--- Task description ---
Repeat each entry as written and leave the images out of the copy.

--- Data to use ---
## Start
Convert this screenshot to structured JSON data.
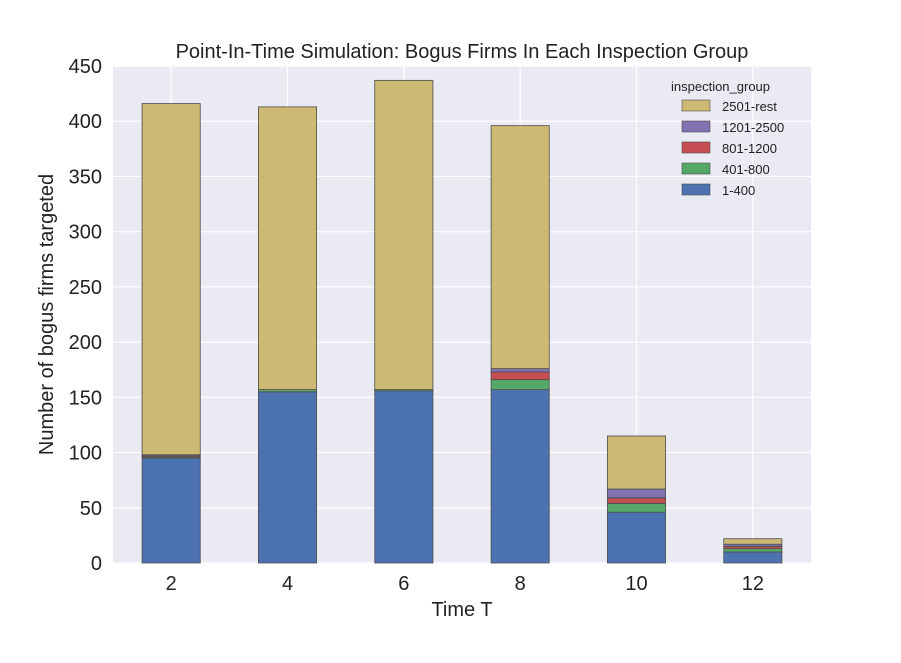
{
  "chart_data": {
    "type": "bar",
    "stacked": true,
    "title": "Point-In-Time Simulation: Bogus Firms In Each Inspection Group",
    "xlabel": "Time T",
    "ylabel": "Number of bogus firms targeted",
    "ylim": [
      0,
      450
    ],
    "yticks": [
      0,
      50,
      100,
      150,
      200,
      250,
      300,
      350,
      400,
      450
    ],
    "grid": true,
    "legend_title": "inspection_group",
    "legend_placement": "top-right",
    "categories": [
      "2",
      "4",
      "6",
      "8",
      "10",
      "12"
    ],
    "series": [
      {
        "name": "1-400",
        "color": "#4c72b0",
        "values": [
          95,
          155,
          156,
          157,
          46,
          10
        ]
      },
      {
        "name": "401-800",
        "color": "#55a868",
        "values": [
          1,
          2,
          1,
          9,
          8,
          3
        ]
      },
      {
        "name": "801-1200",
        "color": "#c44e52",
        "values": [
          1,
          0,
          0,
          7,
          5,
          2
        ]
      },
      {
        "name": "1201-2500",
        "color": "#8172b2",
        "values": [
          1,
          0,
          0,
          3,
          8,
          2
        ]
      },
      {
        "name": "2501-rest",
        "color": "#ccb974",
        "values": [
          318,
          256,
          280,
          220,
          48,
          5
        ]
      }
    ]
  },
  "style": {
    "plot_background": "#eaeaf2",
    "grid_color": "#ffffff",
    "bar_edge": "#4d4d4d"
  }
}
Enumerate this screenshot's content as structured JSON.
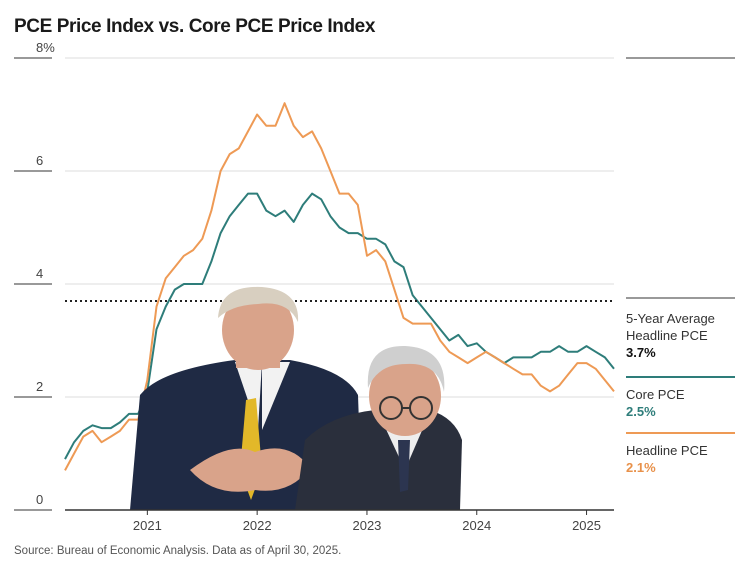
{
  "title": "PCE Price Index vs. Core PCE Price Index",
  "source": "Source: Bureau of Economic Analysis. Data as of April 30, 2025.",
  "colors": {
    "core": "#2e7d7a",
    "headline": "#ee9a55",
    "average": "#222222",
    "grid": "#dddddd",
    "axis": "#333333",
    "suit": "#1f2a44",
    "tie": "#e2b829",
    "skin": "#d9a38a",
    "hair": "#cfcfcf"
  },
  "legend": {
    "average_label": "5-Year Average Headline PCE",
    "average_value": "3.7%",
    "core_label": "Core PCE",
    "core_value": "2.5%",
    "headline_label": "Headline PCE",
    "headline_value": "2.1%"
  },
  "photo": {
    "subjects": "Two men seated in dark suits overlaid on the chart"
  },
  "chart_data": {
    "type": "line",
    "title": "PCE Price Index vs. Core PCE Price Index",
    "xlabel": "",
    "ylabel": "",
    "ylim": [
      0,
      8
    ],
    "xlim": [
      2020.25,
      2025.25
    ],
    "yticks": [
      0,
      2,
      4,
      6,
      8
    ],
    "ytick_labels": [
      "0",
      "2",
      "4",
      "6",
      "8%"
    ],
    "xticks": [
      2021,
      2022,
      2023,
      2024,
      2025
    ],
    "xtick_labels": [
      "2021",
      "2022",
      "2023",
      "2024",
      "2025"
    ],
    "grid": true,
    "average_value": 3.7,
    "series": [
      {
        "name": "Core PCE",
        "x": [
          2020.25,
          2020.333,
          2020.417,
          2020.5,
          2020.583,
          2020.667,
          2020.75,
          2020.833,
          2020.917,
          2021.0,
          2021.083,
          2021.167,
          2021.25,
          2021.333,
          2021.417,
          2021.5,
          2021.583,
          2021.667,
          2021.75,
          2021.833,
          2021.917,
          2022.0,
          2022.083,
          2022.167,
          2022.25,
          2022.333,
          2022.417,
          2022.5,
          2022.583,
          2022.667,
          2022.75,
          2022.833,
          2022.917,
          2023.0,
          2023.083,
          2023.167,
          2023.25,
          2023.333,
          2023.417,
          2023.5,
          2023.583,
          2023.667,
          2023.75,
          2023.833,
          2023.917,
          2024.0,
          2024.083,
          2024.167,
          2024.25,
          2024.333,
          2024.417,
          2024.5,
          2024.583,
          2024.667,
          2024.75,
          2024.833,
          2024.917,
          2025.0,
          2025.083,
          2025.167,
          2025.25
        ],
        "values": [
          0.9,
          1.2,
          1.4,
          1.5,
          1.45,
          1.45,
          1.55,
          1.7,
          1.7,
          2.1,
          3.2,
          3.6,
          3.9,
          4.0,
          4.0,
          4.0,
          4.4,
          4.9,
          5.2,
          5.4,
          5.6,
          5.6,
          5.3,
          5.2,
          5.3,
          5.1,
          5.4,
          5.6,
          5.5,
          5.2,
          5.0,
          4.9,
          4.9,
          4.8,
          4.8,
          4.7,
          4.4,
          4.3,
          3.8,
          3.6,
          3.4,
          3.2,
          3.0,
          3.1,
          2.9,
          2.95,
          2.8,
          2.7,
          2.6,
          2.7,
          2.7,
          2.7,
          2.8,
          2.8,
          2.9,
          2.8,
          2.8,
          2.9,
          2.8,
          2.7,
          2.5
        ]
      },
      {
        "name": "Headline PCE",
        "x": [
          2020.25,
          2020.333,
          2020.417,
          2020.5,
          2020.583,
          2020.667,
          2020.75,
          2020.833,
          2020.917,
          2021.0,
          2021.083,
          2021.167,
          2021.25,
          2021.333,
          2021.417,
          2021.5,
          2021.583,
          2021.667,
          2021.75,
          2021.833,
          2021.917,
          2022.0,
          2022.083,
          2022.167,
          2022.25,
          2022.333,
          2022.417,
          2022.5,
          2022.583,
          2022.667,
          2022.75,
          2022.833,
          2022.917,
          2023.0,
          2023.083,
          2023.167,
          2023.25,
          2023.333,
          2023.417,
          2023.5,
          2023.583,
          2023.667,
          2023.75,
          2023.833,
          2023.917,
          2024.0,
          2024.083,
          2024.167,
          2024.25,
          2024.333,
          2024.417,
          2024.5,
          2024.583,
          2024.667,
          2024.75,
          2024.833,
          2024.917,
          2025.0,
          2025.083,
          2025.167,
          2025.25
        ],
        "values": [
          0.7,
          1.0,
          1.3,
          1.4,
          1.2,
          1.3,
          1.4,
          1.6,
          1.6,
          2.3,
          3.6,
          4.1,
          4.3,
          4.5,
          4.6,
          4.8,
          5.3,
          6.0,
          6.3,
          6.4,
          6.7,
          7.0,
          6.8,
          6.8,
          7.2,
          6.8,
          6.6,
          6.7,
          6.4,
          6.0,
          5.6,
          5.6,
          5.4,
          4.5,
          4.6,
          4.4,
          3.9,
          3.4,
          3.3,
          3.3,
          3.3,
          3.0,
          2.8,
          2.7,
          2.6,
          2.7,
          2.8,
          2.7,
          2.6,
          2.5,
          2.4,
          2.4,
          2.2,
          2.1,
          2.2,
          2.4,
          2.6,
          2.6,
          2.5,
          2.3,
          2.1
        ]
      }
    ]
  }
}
## End
--- Exercise response ---
Convert this screenshot to structured JSON data.
{
  "chart_data": {
    "type": "bar",
    "stacked": true,
    "title": "Point-In-Time Simulation: Bogus Firms In Each Inspection Group",
    "xlabel": "Time T",
    "ylabel": "Number of bogus firms targeted",
    "ylim": [
      0,
      450
    ],
    "yticks": [
      0,
      50,
      100,
      150,
      200,
      250,
      300,
      350,
      400,
      450
    ],
    "grid": true,
    "legend_title": "inspection_group",
    "legend_placement": "top-right",
    "categories": [
      "2",
      "4",
      "6",
      "8",
      "10",
      "12"
    ],
    "series": [
      {
        "name": "1-400",
        "color": "#4c72b0",
        "values": [
          95,
          155,
          156,
          157,
          46,
          10
        ]
      },
      {
        "name": "401-800",
        "color": "#55a868",
        "values": [
          1,
          2,
          1,
          9,
          8,
          3
        ]
      },
      {
        "name": "801-1200",
        "color": "#c44e52",
        "values": [
          1,
          0,
          0,
          7,
          5,
          2
        ]
      },
      {
        "name": "1201-2500",
        "color": "#8172b2",
        "values": [
          1,
          0,
          0,
          3,
          8,
          2
        ]
      },
      {
        "name": "2501-rest",
        "color": "#ccb974",
        "values": [
          318,
          256,
          280,
          220,
          48,
          5
        ]
      }
    ]
  },
  "style": {
    "plot_background": "#eaeaf2",
    "grid_color": "#ffffff",
    "bar_edge": "#4d4d4d"
  }
}
Enumerate this screenshot's content as structured JSON.
{
  "title": "PCE Price Index vs. Core PCE Price Index",
  "source": "Source: Bureau of Economic Analysis. Data as of April 30, 2025.",
  "colors": {
    "core": "#2e7d7a",
    "headline": "#ee9a55",
    "average": "#222222",
    "grid": "#dddddd",
    "axis": "#333333",
    "suit": "#1f2a44",
    "tie": "#e2b829",
    "skin": "#d9a38a",
    "hair": "#cfcfcf"
  },
  "legend": {
    "average_label": "5-Year Average Headline PCE",
    "average_value": "3.7%",
    "core_label": "Core PCE",
    "core_value": "2.5%",
    "headline_label": "Headline PCE",
    "headline_value": "2.1%"
  },
  "photo": {
    "subjects": "Two men seated in dark suits overlaid on the chart"
  },
  "chart_data": {
    "type": "line",
    "title": "PCE Price Index vs. Core PCE Price Index",
    "xlabel": "",
    "ylabel": "",
    "ylim": [
      0,
      8
    ],
    "xlim": [
      2020.25,
      2025.25
    ],
    "yticks": [
      0,
      2,
      4,
      6,
      8
    ],
    "ytick_labels": [
      "0",
      "2",
      "4",
      "6",
      "8%"
    ],
    "xticks": [
      2021,
      2022,
      2023,
      2024,
      2025
    ],
    "xtick_labels": [
      "2021",
      "2022",
      "2023",
      "2024",
      "2025"
    ],
    "grid": true,
    "average_value": 3.7,
    "series": [
      {
        "name": "Core PCE",
        "x": [
          2020.25,
          2020.333,
          2020.417,
          2020.5,
          2020.583,
          2020.667,
          2020.75,
          2020.833,
          2020.917,
          2021.0,
          2021.083,
          2021.167,
          2021.25,
          2021.333,
          2021.417,
          2021.5,
          2021.583,
          2021.667,
          2021.75,
          2021.833,
          2021.917,
          2022.0,
          2022.083,
          2022.167,
          2022.25,
          2022.333,
          2022.417,
          2022.5,
          2022.583,
          2022.667,
          2022.75,
          2022.833,
          2022.917,
          2023.0,
          2023.083,
          2023.167,
          2023.25,
          2023.333,
          2023.417,
          2023.5,
          2023.583,
          2023.667,
          2023.75,
          2023.833,
          2023.917,
          2024.0,
          2024.083,
          2024.167,
          2024.25,
          2024.333,
          2024.417,
          2024.5,
          2024.583,
          2024.667,
          2024.75,
          2024.833,
          2024.917,
          2025.0,
          2025.083,
          2025.167,
          2025.25
        ],
        "values": [
          0.9,
          1.2,
          1.4,
          1.5,
          1.45,
          1.45,
          1.55,
          1.7,
          1.7,
          2.1,
          3.2,
          3.6,
          3.9,
          4.0,
          4.0,
          4.0,
          4.4,
          4.9,
          5.2,
          5.4,
          5.6,
          5.6,
          5.3,
          5.2,
          5.3,
          5.1,
          5.4,
          5.6,
          5.5,
          5.2,
          5.0,
          4.9,
          4.9,
          4.8,
          4.8,
          4.7,
          4.4,
          4.3,
          3.8,
          3.6,
          3.4,
          3.2,
          3.0,
          3.1,
          2.9,
          2.95,
          2.8,
          2.7,
          2.6,
          2.7,
          2.7,
          2.7,
          2.8,
          2.8,
          2.9,
          2.8,
          2.8,
          2.9,
          2.8,
          2.7,
          2.5
        ]
      },
      {
        "name": "Headline PCE",
        "x": [
          2020.25,
          2020.333,
          2020.417,
          2020.5,
          2020.583,
          2020.667,
          2020.75,
          2020.833,
          2020.917,
          2021.0,
          2021.083,
          2021.167,
          2021.25,
          2021.333,
          2021.417,
          2021.5,
          2021.583,
          2021.667,
          2021.75,
          2021.833,
          2021.917,
          2022.0,
          2022.083,
          2022.167,
          2022.25,
          2022.333,
          2022.417,
          2022.5,
          2022.583,
          2022.667,
          2022.75,
          2022.833,
          2022.917,
          2023.0,
          2023.083,
          2023.167,
          2023.25,
          2023.333,
          2023.417,
          2023.5,
          2023.583,
          2023.667,
          2023.75,
          2023.833,
          2023.917,
          2024.0,
          2024.083,
          2024.167,
          2024.25,
          2024.333,
          2024.417,
          2024.5,
          2024.583,
          2024.667,
          2024.75,
          2024.833,
          2024.917,
          2025.0,
          2025.083,
          2025.167,
          2025.25
        ],
        "values": [
          0.7,
          1.0,
          1.3,
          1.4,
          1.2,
          1.3,
          1.4,
          1.6,
          1.6,
          2.3,
          3.6,
          4.1,
          4.3,
          4.5,
          4.6,
          4.8,
          5.3,
          6.0,
          6.3,
          6.4,
          6.7,
          7.0,
          6.8,
          6.8,
          7.2,
          6.8,
          6.6,
          6.7,
          6.4,
          6.0,
          5.6,
          5.6,
          5.4,
          4.5,
          4.6,
          4.4,
          3.9,
          3.4,
          3.3,
          3.3,
          3.3,
          3.0,
          2.8,
          2.7,
          2.6,
          2.7,
          2.8,
          2.7,
          2.6,
          2.5,
          2.4,
          2.4,
          2.2,
          2.1,
          2.2,
          2.4,
          2.6,
          2.6,
          2.5,
          2.3,
          2.1
        ]
      }
    ]
  }
}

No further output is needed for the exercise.